(Stored entries)
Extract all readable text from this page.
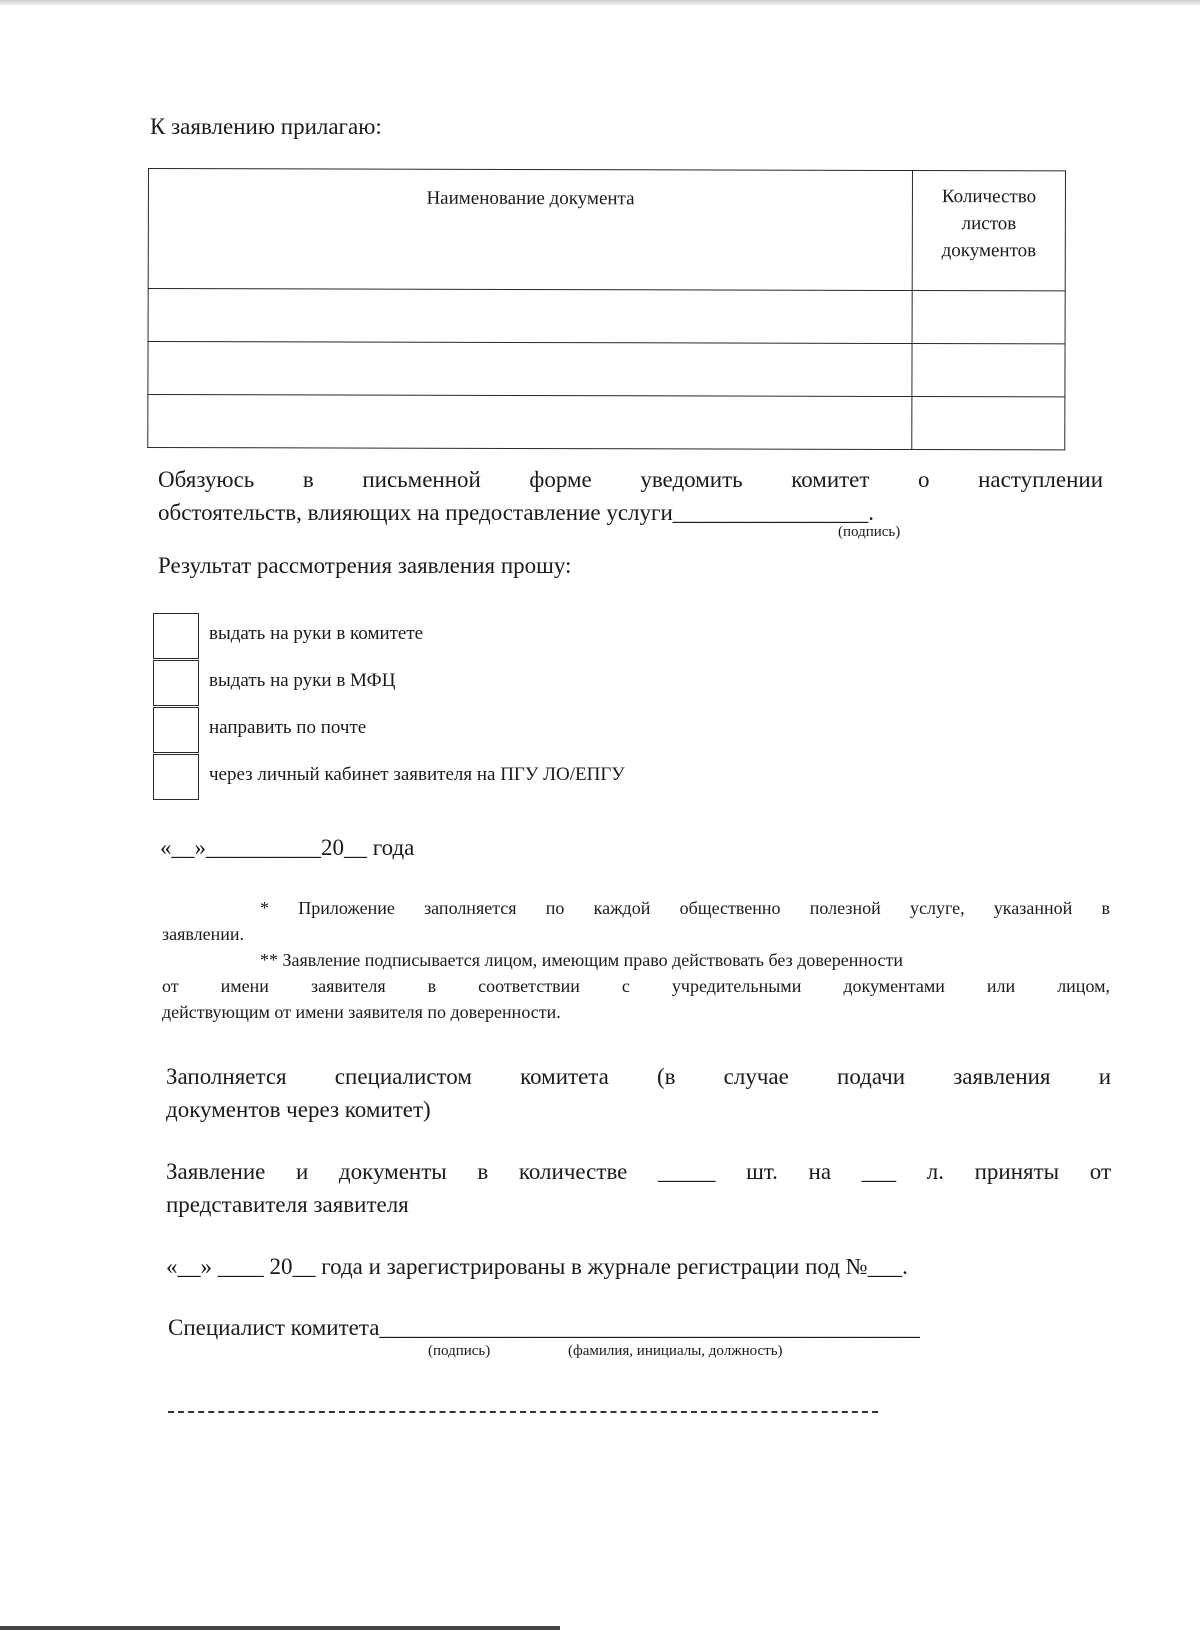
К заявлению прилагаю:
Наименование документа	Количество
листов
документов

Обязуюсь в письменной форме уведомить комитет о наступлении
обстоятельств, влияющих на предоставление услуги_________________.
(подпись)
Результат рассмотрения заявления прошу:
выдать на руки в комитете
выдать на руки в МФЦ
направить по почте
через личный кабинет заявителя на ПГУ ЛО/ЕПГУ
«__»__________20__ года
* Приложение заполняется по каждой общественно полезной услуге, указанной в
заявлении.
** Заявление подписывается лицом, имеющим право действовать без доверенности
от имени заявителя в соответствии с учредительными документами или лицом,
действующим от имени заявителя по доверенности.
Заполняется специалистом комитета (в случае подачи заявления и
документов через комитет)
Заявление и документы в количестве _____ шт. на ___ л. приняты от
представителя заявителя
«__» ____ 20__ года и зарегистрированы в журнале регистрации под №___.
Специалист комитета_______________________________________________
(подпись)	(фамилия, инициалы, должность)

Short problem: In the records above, find each line holding "выдать" and copy it.

Task answer:
выдать на руки в комитете
выдать на руки в МФЦ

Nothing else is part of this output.